DESCRIPTION OF THE TASK |
Where a line contains the string "name", copy that line.

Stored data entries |
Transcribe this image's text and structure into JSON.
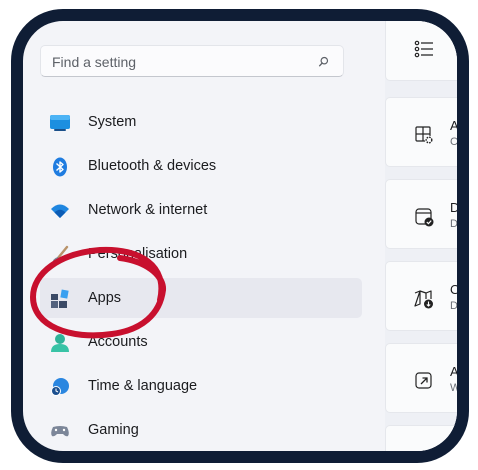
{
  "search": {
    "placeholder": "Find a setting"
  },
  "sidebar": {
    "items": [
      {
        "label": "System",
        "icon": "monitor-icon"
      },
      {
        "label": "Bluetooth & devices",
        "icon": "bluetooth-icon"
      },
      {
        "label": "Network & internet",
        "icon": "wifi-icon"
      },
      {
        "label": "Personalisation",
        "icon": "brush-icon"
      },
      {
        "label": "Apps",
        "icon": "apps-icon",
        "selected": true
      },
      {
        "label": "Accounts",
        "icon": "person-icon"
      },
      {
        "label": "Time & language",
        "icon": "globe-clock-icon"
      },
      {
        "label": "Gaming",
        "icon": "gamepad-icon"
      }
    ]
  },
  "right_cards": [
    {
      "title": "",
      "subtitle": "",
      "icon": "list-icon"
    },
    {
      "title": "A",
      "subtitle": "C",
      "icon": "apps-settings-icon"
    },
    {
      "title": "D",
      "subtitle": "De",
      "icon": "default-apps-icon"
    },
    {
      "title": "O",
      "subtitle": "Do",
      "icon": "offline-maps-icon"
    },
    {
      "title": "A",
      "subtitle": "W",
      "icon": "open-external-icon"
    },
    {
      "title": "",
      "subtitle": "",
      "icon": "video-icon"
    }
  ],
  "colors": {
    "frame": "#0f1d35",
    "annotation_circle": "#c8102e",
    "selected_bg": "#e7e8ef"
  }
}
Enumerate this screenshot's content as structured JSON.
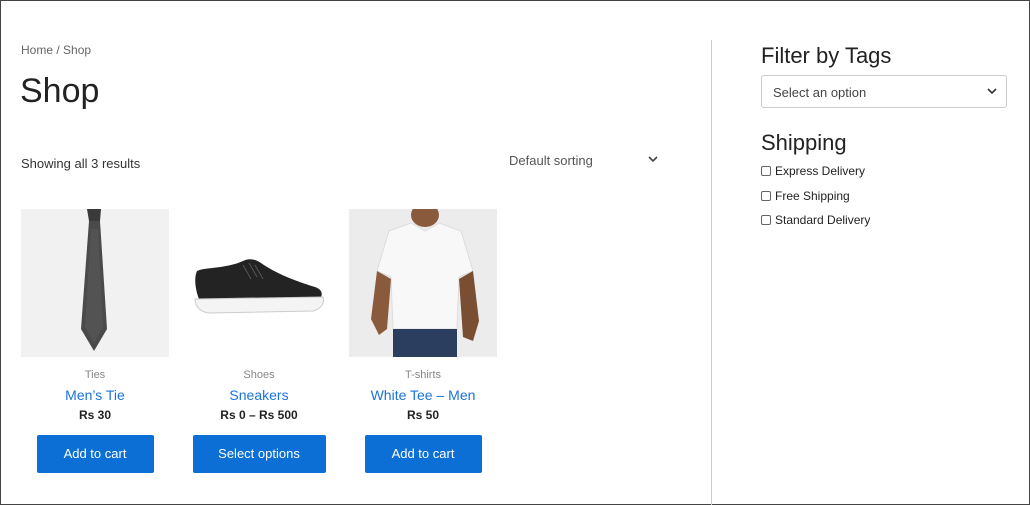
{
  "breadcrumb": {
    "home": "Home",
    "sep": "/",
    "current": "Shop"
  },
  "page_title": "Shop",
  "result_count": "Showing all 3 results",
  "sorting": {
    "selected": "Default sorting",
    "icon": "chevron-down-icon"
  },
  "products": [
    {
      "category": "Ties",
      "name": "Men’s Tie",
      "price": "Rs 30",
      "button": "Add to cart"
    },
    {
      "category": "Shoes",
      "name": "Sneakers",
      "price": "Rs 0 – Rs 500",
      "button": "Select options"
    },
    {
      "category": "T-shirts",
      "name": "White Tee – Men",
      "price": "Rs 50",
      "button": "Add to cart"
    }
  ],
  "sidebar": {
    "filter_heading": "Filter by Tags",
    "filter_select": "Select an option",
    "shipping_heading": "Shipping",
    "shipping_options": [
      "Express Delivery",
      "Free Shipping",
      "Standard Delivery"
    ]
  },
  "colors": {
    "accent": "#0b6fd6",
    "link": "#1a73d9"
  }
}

PROBLEM SOLUTION |
      "name": "Men’s Tie",
      "name": "Sneakers",
      "name": "White Tee – Men",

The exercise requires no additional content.